▶ Data records

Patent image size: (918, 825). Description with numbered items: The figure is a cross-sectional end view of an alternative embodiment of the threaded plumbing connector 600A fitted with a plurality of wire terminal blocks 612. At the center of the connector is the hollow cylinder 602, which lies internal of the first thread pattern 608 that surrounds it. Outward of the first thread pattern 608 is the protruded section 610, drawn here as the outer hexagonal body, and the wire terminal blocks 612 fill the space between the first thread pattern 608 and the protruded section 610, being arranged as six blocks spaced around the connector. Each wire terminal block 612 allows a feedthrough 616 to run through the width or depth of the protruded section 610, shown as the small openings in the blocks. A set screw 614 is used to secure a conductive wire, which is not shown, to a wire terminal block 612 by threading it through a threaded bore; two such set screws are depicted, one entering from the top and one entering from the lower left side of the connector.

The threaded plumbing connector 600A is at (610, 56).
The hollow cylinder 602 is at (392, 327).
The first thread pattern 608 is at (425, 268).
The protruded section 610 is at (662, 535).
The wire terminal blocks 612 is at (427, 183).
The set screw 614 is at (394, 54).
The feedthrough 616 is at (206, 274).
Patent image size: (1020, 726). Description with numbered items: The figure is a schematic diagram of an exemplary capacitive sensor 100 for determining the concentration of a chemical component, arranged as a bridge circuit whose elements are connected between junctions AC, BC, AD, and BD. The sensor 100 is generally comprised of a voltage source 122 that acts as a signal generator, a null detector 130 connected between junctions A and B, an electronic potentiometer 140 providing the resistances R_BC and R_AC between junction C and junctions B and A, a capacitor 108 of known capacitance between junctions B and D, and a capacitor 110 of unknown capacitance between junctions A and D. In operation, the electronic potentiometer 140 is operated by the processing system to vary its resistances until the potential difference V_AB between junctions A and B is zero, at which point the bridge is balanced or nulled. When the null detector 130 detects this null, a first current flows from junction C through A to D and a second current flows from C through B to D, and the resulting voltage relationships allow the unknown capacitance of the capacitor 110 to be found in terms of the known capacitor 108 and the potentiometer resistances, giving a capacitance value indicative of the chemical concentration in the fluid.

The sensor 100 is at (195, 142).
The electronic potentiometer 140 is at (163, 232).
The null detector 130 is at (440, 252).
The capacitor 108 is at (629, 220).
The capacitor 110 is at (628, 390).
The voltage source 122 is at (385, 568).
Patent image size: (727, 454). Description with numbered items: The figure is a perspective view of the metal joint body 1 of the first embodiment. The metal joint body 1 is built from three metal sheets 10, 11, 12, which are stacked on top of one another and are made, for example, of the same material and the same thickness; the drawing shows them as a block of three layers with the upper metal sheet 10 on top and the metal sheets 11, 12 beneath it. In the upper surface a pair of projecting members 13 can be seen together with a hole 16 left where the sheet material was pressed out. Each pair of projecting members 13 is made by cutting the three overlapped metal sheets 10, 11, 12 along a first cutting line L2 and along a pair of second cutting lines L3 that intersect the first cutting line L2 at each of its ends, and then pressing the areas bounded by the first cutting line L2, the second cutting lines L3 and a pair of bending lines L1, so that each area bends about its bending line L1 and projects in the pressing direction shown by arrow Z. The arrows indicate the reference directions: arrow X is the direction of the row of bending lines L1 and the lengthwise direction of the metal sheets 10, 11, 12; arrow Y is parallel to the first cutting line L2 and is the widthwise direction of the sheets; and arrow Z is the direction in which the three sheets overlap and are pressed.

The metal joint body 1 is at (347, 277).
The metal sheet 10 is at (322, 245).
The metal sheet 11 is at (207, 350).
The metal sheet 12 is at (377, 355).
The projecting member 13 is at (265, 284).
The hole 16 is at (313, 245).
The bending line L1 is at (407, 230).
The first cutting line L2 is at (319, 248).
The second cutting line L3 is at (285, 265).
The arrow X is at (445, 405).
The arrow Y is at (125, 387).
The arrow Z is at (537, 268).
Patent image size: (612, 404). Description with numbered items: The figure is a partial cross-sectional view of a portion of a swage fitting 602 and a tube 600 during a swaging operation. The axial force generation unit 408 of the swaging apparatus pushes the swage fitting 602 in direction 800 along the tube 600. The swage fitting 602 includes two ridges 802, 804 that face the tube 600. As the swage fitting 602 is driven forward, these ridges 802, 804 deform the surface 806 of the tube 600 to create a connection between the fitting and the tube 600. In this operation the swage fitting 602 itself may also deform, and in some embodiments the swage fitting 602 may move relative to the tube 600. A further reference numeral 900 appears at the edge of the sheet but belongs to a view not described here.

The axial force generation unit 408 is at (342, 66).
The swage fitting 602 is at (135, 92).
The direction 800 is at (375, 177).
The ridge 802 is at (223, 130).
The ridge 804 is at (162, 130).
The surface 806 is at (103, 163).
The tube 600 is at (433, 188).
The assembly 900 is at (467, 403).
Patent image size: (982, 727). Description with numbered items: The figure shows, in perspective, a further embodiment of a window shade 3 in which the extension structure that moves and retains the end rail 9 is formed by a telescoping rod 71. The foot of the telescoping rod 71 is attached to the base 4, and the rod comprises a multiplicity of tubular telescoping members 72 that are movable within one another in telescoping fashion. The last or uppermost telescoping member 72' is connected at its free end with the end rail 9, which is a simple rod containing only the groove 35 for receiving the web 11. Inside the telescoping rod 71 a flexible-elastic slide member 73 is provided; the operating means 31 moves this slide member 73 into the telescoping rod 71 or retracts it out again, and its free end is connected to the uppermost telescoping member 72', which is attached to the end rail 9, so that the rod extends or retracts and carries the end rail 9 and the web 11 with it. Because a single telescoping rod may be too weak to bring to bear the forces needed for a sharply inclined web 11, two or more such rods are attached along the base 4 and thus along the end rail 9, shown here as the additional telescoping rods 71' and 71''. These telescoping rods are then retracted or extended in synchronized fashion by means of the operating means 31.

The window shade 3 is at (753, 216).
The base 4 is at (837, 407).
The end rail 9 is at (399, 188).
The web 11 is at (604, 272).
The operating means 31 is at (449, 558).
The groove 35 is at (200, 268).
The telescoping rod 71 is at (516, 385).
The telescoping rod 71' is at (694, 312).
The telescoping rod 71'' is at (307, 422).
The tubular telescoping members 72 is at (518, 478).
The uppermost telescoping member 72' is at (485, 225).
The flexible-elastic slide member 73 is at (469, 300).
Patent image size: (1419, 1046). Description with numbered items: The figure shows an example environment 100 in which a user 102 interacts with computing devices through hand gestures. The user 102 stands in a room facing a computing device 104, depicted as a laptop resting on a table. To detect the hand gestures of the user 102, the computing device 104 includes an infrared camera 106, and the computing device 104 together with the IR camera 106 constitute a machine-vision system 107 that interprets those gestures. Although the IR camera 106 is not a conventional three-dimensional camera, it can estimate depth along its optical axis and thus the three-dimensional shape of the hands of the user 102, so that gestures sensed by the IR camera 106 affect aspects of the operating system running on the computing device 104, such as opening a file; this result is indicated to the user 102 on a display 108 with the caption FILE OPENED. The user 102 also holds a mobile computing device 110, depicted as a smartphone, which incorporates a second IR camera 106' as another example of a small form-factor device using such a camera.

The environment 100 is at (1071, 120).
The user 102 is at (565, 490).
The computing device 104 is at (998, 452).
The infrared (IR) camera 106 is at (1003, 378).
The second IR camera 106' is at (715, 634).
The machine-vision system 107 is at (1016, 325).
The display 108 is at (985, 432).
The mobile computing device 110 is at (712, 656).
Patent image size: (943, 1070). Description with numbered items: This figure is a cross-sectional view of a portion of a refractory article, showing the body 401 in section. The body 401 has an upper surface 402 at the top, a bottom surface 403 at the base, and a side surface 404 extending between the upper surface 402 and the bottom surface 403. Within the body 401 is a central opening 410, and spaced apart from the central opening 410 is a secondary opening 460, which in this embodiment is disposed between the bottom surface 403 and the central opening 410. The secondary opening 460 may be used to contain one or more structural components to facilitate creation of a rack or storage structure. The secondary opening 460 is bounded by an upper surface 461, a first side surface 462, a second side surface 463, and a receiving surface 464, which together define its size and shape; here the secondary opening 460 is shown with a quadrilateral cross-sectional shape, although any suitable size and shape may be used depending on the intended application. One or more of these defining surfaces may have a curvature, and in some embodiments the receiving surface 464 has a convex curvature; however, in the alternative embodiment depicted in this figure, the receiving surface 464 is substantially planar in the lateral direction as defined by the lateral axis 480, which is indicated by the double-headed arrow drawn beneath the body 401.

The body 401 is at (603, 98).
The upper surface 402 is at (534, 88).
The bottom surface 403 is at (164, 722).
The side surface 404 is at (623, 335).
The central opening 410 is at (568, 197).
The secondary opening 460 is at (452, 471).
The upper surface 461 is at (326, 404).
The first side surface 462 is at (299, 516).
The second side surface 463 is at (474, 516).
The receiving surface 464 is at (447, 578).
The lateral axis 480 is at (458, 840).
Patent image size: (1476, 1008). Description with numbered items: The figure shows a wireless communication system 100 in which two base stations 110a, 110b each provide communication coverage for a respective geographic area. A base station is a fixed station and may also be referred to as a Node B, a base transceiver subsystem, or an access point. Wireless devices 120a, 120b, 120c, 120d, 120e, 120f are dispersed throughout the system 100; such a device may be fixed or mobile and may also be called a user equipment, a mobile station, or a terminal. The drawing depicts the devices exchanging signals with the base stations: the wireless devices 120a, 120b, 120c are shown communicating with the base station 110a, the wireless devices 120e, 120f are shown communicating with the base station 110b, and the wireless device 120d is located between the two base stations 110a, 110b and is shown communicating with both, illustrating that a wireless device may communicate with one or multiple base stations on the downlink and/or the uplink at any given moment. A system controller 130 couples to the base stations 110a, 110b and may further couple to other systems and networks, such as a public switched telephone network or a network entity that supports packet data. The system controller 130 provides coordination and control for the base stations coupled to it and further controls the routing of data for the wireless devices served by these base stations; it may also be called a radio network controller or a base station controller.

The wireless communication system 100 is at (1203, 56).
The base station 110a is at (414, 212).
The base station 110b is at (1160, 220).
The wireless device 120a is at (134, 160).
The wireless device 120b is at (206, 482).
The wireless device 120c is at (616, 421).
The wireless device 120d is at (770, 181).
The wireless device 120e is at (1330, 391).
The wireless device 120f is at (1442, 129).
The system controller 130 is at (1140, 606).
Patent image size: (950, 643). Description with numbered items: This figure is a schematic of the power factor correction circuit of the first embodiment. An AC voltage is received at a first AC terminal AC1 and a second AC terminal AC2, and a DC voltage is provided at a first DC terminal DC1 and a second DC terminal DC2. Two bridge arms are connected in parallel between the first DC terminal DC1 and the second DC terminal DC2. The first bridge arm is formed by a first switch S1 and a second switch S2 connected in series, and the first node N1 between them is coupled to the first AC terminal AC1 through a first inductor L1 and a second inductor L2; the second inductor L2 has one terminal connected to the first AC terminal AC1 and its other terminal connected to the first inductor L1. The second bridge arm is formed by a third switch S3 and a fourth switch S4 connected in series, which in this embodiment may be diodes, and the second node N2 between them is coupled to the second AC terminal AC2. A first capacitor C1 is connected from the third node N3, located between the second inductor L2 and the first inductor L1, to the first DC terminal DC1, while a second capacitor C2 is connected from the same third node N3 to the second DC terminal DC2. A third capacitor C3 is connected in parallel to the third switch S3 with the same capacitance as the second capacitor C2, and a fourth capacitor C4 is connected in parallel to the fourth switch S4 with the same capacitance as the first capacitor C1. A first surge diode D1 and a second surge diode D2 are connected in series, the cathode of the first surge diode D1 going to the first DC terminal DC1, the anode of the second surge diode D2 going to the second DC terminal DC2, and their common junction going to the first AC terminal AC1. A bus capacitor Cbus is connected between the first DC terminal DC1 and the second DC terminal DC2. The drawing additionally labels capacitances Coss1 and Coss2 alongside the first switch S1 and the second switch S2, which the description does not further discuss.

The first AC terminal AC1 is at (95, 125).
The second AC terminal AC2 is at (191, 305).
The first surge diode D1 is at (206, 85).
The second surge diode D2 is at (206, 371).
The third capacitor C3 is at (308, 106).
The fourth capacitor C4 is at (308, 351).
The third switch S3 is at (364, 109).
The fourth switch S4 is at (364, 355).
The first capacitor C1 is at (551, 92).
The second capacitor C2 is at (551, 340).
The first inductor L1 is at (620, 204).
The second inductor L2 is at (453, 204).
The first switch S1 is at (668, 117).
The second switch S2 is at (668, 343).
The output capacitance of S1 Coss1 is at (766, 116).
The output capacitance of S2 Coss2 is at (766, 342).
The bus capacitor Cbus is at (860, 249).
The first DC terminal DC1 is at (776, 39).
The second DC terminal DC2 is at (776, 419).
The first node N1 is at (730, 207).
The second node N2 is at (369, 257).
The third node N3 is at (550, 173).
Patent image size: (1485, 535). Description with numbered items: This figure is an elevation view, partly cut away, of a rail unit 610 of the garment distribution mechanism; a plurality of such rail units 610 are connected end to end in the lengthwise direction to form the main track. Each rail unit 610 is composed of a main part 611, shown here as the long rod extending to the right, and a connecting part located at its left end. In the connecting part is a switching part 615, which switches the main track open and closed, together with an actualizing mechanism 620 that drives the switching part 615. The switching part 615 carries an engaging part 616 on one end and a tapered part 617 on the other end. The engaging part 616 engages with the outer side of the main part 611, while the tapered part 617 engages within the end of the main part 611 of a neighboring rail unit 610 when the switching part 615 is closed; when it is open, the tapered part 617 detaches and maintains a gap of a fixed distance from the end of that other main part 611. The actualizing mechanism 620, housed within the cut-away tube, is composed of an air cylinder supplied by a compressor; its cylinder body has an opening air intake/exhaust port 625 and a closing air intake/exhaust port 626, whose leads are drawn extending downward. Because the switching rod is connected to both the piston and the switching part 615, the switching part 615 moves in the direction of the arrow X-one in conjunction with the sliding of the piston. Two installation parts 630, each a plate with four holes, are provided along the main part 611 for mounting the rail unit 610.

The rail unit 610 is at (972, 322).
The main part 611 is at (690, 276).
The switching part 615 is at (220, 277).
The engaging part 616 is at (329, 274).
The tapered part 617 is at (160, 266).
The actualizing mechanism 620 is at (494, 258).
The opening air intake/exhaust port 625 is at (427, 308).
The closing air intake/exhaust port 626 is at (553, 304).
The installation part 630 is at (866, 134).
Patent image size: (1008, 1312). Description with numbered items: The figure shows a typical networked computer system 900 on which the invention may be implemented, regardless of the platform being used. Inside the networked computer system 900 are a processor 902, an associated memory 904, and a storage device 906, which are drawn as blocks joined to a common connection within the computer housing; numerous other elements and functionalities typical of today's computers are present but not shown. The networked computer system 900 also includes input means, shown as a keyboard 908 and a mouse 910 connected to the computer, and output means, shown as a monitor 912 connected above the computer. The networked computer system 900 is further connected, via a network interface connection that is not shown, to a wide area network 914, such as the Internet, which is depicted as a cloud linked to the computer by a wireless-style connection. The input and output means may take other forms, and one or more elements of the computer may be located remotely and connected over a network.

▶ Brief
Reproduce the rows above word for word, starting at their first line and ending at the line that contains "The feedthrough 616 is at (206, 274).", with both of those lines included.

▶ Correct response
Patent image size: (918, 825). Description with numbered items: The figure is a cross-sectional end view of an alternative embodiment of the threaded plumbing connector 600A fitted with a plurality of wire terminal blocks 612. At the center of the connector is the hollow cylinder 602, which lies internal of the first thread pattern 608 that surrounds it. Outward of the first thread pattern 608 is the protruded section 610, drawn here as the outer hexagonal body, and the wire terminal blocks 612 fill the space between the first thread pattern 608 and the protruded section 610, being arranged as six blocks spaced around the connector. Each wire terminal block 612 allows a feedthrough 616 to run through the width or depth of the protruded section 610, shown as the small openings in the blocks. A set screw 614 is used to secure a conductive wire, which is not shown, to a wire terminal block 612 by threading it through a threaded bore; two such set screws are depicted, one entering from the top and one entering from the lower left side of the connector.

The threaded plumbing connector 600A is at (610, 56).
The hollow cylinder 602 is at (392, 327).
The first thread pattern 608 is at (425, 268).
The protruded section 610 is at (662, 535).
The wire terminal blocks 612 is at (427, 183).
The set screw 614 is at (394, 54).
The feedthrough 616 is at (206, 274).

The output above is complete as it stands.